Figure content listings:
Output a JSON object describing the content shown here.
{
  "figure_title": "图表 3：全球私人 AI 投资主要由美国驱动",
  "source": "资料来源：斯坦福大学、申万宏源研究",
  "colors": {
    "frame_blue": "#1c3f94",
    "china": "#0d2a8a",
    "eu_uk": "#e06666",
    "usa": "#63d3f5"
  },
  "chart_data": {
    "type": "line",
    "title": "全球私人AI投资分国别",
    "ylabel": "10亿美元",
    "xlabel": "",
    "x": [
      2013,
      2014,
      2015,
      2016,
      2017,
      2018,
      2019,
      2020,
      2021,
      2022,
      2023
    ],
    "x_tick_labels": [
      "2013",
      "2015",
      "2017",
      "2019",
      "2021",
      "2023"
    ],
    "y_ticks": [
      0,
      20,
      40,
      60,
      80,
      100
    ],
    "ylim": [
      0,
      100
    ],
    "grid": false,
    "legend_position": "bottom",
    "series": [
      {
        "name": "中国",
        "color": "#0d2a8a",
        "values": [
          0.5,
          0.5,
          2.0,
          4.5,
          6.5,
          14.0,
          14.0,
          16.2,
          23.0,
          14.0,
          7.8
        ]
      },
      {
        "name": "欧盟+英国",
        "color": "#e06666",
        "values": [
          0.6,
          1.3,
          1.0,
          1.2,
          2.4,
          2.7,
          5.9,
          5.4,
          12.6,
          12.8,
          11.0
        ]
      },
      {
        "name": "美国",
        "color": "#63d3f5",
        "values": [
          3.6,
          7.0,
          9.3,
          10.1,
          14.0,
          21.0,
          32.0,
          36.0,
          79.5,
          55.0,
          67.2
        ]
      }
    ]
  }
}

SET PROBLEM
Write out the records shown above, exactly as they appear.

THE RESULT
Output a JSON object describing the content shown here.
{
  "figure_title": "图表 3：全球私人 AI 投资主要由美国驱动",
  "source": "资料来源：斯坦福大学、申万宏源研究",
  "colors": {
    "frame_blue": "#1c3f94",
    "china": "#0d2a8a",
    "eu_uk": "#e06666",
    "usa": "#63d3f5"
  },
  "chart_data": {
    "type": "line",
    "title": "全球私人AI投资分国别",
    "ylabel": "10亿美元",
    "xlabel": "",
    "x": [
      2013,
      2014,
      2015,
      2016,
      2017,
      2018,
      2019,
      2020,
      2021,
      2022,
      2023
    ],
    "x_tick_labels": [
      "2013",
      "2015",
      "2017",
      "2019",
      "2021",
      "2023"
    ],
    "y_ticks": [
      0,
      20,
      40,
      60,
      80,
      100
    ],
    "ylim": [
      0,
      100
    ],
    "grid": false,
    "legend_position": "bottom",
    "series": [
      {
        "name": "中国",
        "color": "#0d2a8a",
        "values": [
          0.5,
          0.5,
          2.0,
          4.5,
          6.5,
          14.0,
          14.0,
          16.2,
          23.0,
          14.0,
          7.8
        ]
      },
      {
        "name": "欧盟+英国",
        "color": "#e06666",
        "values": [
          0.6,
          1.3,
          1.0,
          1.2,
          2.4,
          2.7,
          5.9,
          5.4,
          12.6,
          12.8,
          11.0
        ]
      },
      {
        "name": "美国",
        "color": "#63d3f5",
        "values": [
          3.6,
          7.0,
          9.3,
          10.1,
          14.0,
          21.0,
          32.0,
          36.0,
          79.5,
          55.0,
          67.2
        ]
      }
    ]
  }
}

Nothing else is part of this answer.